### EXERCISE AIM
Images do not belong in the copy. Retype all the entries below exactly.

### DATASET EXCERPTS

--------------------------------

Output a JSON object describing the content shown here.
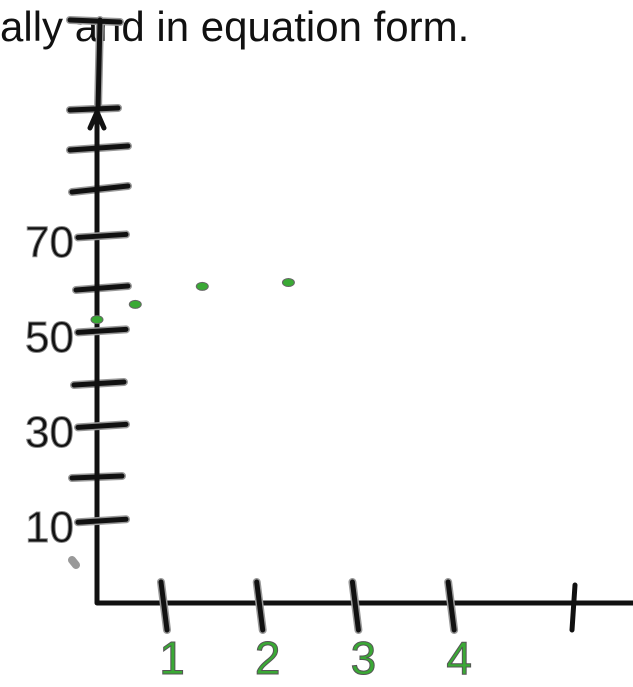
{
  "chart_data": {
    "type": "scatter",
    "title": "ally and in equation form.",
    "x": [
      0.3,
      0.7,
      1.4,
      2.3
    ],
    "values": [
      52.7,
      55.9,
      59.7,
      60.5
    ],
    "color": "#3aa935",
    "xlim": [
      0.3,
      5.9
    ],
    "xticks": [
      1,
      2,
      3,
      4
    ],
    "ylim": [
      -7,
      96
    ],
    "yticks": [
      10,
      30,
      50,
      70
    ]
  }
}
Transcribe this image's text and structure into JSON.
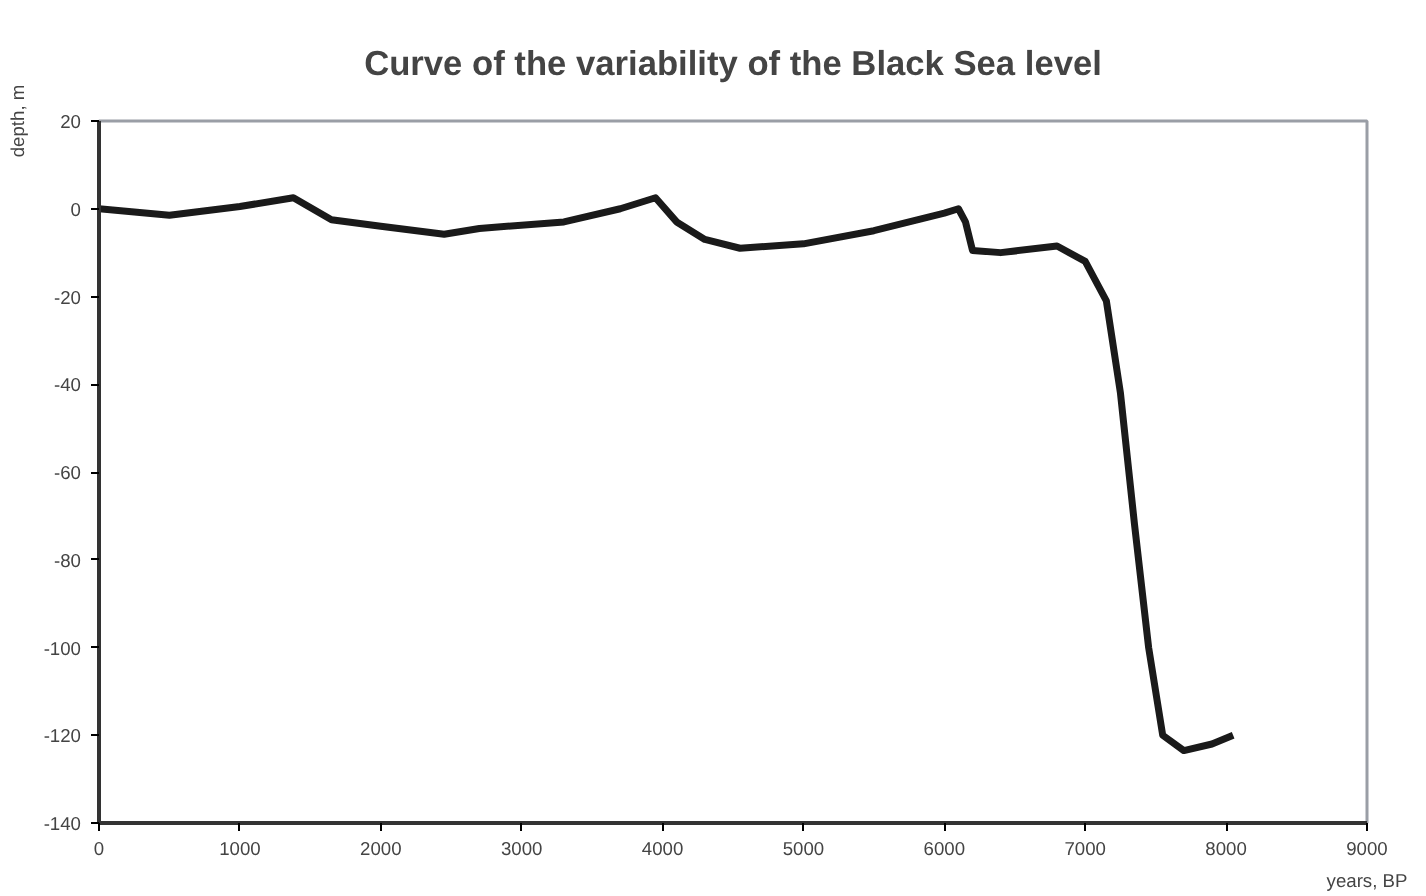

--------------------------------

### RESPONSE TO THE TASK
Output a JSON object describing the content shown here.
{
  "chart_data": {
    "type": "scatter",
    "title": "ally and in equation form.",
    "x": [
      0.3,
      0.7,
      1.4,
      2.3
    ],
    "values": [
      52.7,
      55.9,
      59.7,
      60.5
    ],
    "color": "#3aa935",
    "xlim": [
      0.3,
      5.9
    ],
    "xticks": [
      1,
      2,
      3,
      4
    ],
    "ylim": [
      -7,
      96
    ],
    "yticks": [
      10,
      30,
      50,
      70
    ]
  }
}
Transcribe this image's text and structure into JSON.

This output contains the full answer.